[begin Exercise data]
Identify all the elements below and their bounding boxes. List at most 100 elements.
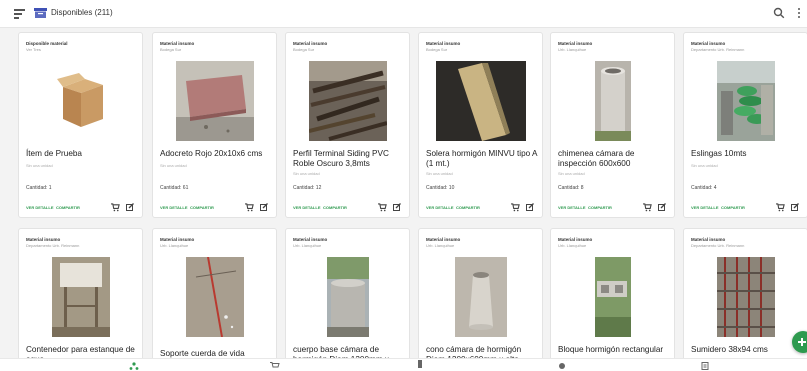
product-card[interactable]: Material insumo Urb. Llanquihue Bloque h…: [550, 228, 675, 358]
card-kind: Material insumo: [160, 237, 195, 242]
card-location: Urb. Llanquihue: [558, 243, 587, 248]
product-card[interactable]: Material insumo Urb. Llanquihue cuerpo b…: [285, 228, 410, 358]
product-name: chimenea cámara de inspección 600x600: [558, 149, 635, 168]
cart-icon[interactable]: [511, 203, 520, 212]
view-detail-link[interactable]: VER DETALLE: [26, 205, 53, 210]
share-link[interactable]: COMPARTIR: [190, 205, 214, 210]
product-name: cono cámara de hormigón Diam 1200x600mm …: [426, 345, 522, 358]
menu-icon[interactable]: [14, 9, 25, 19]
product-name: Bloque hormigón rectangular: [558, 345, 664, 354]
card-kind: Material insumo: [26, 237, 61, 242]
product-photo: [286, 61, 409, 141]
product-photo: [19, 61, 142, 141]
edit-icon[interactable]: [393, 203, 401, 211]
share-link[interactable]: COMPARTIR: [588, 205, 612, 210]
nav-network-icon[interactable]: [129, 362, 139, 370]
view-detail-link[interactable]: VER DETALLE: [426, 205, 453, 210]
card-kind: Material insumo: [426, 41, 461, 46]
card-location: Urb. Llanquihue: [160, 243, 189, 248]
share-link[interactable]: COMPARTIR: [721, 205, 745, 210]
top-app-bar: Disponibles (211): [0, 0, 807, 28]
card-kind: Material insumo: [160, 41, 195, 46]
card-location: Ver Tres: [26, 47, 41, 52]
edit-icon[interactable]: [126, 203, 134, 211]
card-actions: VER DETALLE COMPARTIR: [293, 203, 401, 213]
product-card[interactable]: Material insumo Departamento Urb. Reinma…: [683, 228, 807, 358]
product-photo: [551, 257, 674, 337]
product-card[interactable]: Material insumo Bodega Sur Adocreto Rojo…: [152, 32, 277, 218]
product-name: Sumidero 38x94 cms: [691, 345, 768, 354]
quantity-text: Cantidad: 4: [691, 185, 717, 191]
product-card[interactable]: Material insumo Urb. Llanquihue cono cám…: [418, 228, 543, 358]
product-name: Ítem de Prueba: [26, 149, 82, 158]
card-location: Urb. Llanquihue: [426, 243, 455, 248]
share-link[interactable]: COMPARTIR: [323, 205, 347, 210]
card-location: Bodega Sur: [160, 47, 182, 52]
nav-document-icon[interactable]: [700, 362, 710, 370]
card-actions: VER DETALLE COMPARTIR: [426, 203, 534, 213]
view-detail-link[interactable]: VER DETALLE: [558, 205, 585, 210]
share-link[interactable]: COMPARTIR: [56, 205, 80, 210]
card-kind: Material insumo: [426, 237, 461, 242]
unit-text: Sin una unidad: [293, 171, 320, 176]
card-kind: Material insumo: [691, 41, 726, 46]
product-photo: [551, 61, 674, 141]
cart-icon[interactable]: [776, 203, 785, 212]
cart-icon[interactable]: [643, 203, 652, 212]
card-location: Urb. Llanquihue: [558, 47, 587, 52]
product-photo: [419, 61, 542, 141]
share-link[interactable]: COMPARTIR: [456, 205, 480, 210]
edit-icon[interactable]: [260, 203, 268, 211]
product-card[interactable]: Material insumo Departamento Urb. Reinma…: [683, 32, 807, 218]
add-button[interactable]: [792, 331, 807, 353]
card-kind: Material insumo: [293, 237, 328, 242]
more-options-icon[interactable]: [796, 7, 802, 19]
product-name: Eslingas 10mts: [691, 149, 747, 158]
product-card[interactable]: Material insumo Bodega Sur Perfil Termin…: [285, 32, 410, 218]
[end Exercise data]
*Directive*
Reproduce all the records above, switching every occurrence of "COMPARTIR" to "SHARE" and leaving everything else unchanged. Omit the pictures from your answer.

*Result for this task*
Identify all the elements below and their bounding boxes. List at most 100 elements.
product-card[interactable]: Material insumo Urb. Llanquihue Bloque h…: [550, 228, 675, 358]
card-kind: Material insumo: [160, 237, 195, 242]
card-location: Urb. Llanquihue: [558, 243, 587, 248]
product-card[interactable]: Material insumo Urb. Llanquihue cuerpo b…: [285, 228, 410, 358]
product-name: chimenea cámara de inspección 600x600: [558, 149, 635, 168]
cart-icon[interactable]: [511, 203, 520, 212]
view-detail-link[interactable]: VER DETALLE: [26, 205, 53, 210]
share-link[interactable]: SHARE: [190, 205, 214, 210]
product-name: cono cámara de hormigón Diam 1200x600mm …: [426, 345, 522, 358]
menu-icon[interactable]: [14, 9, 25, 19]
product-name: Bloque hormigón rectangular: [558, 345, 664, 354]
card-kind: Material insumo: [26, 237, 61, 242]
product-photo: [286, 61, 409, 141]
product-photo: [19, 61, 142, 141]
edit-icon[interactable]: [393, 203, 401, 211]
share-link[interactable]: SHARE: [588, 205, 612, 210]
nav-network-icon[interactable]: [129, 362, 139, 370]
view-detail-link[interactable]: VER DETALLE: [426, 205, 453, 210]
card-kind: Material insumo: [426, 41, 461, 46]
card-location: Urb. Llanquihue: [160, 243, 189, 248]
share-link[interactable]: SHARE: [721, 205, 745, 210]
top-app-bar: Disponibles (211): [0, 0, 807, 28]
card-kind: Material insumo: [160, 41, 195, 46]
card-location: Ver Tres: [26, 47, 41, 52]
edit-icon[interactable]: [126, 203, 134, 211]
card-actions: VER DETALLE SHARE: [293, 203, 401, 213]
product-card[interactable]: Material insumo Departamento Urb. Reinma…: [683, 228, 807, 358]
product-photo: [551, 257, 674, 337]
product-card[interactable]: Material insumo Bodega Sur Adocreto Rojo…: [152, 32, 277, 218]
product-name: Sumidero 38x94 cms: [691, 345, 768, 354]
quantity-text: Cantidad: 4: [691, 185, 717, 191]
product-card[interactable]: Material insumo Urb. Llanquihue cono cám…: [418, 228, 543, 358]
product-name: Ítem de Prueba: [26, 149, 82, 158]
card-location: Urb. Llanquihue: [426, 243, 455, 248]
share-link[interactable]: SHARE: [323, 205, 347, 210]
card-location: Bodega Sur: [160, 47, 182, 52]
nav-document-icon[interactable]: [700, 362, 710, 370]
card-actions: VER DETALLE SHARE: [426, 203, 534, 213]
view-detail-link[interactable]: VER DETALLE: [558, 205, 585, 210]
share-link[interactable]: SHARE: [56, 205, 80, 210]
card-kind: Material insumo: [426, 237, 461, 242]
unit-text: Sin una unidad: [293, 171, 320, 176]
card-kind: Material insumo: [691, 41, 726, 46]
product-photo: [551, 61, 674, 141]
cart-icon[interactable]: [776, 203, 785, 212]
cart-icon[interactable]: [643, 203, 652, 212]
card-location: Urb. Llanquihue: [558, 47, 587, 52]
product-photo: [419, 61, 542, 141]
share-link[interactable]: SHARE: [456, 205, 480, 210]
edit-icon[interactable]: [260, 203, 268, 211]
product-card[interactable]: Material insumo Departamento Urb. Reinma…: [683, 32, 807, 218]
add-button[interactable]: [792, 331, 807, 353]
card-kind: Material insumo: [293, 237, 328, 242]
more-options-icon[interactable]: [796, 7, 802, 19]
product-name: Eslingas 10mts: [691, 149, 747, 158]
product-card[interactable]: Material insumo Bodega Sur Perfil Termin…: [285, 32, 410, 218]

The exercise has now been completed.